Records contained in a dataset:
= = = =
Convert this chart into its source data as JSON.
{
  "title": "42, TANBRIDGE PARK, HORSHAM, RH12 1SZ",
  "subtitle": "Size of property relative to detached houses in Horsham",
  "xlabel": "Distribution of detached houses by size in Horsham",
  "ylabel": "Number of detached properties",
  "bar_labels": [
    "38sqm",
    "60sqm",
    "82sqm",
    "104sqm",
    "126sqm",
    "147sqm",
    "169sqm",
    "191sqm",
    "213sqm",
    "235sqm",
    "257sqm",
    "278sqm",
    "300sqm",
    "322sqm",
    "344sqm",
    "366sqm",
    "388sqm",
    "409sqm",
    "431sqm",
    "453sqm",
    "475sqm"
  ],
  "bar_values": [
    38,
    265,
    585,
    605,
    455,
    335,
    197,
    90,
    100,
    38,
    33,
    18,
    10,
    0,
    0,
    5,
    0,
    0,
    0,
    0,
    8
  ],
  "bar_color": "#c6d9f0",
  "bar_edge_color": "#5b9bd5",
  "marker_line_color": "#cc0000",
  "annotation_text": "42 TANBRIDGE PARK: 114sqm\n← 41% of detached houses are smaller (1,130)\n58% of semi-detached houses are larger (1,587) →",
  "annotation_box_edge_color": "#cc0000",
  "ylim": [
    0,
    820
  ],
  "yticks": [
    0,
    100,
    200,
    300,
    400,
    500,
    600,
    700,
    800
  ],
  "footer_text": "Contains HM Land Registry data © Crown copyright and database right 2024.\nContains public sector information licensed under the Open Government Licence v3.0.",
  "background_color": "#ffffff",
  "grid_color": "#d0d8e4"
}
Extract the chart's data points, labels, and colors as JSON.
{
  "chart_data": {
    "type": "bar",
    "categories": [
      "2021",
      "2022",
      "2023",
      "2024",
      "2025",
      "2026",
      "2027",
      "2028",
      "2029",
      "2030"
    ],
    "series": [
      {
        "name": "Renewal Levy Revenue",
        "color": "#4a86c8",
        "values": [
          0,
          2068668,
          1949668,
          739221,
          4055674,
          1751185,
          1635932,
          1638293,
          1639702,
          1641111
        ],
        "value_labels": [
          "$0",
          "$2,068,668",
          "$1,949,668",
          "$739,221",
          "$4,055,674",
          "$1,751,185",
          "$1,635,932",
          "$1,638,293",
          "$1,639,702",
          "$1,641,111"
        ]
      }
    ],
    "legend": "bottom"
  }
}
= = = =
Given request: Repeat every line of the material exactly as given.

Written solution:
Convert this chart into its source data as JSON.
{
  "title": "42, TANBRIDGE PARK, HORSHAM, RH12 1SZ",
  "subtitle": "Size of property relative to detached houses in Horsham",
  "xlabel": "Distribution of detached houses by size in Horsham",
  "ylabel": "Number of detached properties",
  "bar_labels": [
    "38sqm",
    "60sqm",
    "82sqm",
    "104sqm",
    "126sqm",
    "147sqm",
    "169sqm",
    "191sqm",
    "213sqm",
    "235sqm",
    "257sqm",
    "278sqm",
    "300sqm",
    "322sqm",
    "344sqm",
    "366sqm",
    "388sqm",
    "409sqm",
    "431sqm",
    "453sqm",
    "475sqm"
  ],
  "bar_values": [
    38,
    265,
    585,
    605,
    455,
    335,
    197,
    90,
    100,
    38,
    33,
    18,
    10,
    0,
    0,
    5,
    0,
    0,
    0,
    0,
    8
  ],
  "bar_color": "#c6d9f0",
  "bar_edge_color": "#5b9bd5",
  "marker_line_color": "#cc0000",
  "annotation_text": "42 TANBRIDGE PARK: 114sqm\n← 41% of detached houses are smaller (1,130)\n58% of semi-detached houses are larger (1,587) →",
  "annotation_box_edge_color": "#cc0000",
  "ylim": [
    0,
    820
  ],
  "yticks": [
    0,
    100,
    200,
    300,
    400,
    500,
    600,
    700,
    800
  ],
  "footer_text": "Contains HM Land Registry data © Crown copyright and database right 2024.\nContains public sector information licensed under the Open Government Licence v3.0.",
  "background_color": "#ffffff",
  "grid_color": "#d0d8e4"
}
Extract the chart's data points, labels, and colors as JSON.
{
  "chart_data": {
    "type": "bar",
    "categories": [
      "2021",
      "2022",
      "2023",
      "2024",
      "2025",
      "2026",
      "2027",
      "2028",
      "2029",
      "2030"
    ],
    "series": [
      {
        "name": "Renewal Levy Revenue",
        "color": "#4a86c8",
        "values": [
          0,
          2068668,
          1949668,
          739221,
          4055674,
          1751185,
          1635932,
          1638293,
          1639702,
          1641111
        ],
        "value_labels": [
          "$0",
          "$2,068,668",
          "$1,949,668",
          "$739,221",
          "$4,055,674",
          "$1,751,185",
          "$1,635,932",
          "$1,638,293",
          "$1,639,702",
          "$1,641,111"
        ]
      }
    ],
    "legend": "bottom"
  }
}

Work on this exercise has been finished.